§ **Work required**
Select all lines holding the word "Beta" from the entries that follow.

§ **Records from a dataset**

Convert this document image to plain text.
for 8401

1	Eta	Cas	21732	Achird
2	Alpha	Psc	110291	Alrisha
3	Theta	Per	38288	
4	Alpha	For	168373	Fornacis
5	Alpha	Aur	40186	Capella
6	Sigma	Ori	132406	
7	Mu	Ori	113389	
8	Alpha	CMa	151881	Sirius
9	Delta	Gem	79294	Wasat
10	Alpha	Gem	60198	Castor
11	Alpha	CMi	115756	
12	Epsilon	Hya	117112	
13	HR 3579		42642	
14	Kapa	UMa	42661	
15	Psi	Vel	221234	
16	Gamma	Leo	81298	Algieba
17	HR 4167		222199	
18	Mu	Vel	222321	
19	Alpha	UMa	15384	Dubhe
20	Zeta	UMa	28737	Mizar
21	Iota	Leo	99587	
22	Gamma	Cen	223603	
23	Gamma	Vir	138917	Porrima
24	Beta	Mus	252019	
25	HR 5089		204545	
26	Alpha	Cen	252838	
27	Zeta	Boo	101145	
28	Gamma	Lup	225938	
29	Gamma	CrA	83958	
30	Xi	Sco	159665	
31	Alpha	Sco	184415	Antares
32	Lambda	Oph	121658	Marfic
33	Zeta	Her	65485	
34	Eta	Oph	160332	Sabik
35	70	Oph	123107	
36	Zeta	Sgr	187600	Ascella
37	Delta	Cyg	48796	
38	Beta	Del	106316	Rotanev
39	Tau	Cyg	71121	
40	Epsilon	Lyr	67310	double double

§ **Exercise result**
24	Beta	Mus	252019	
38	Beta	Del	106316	Rotanev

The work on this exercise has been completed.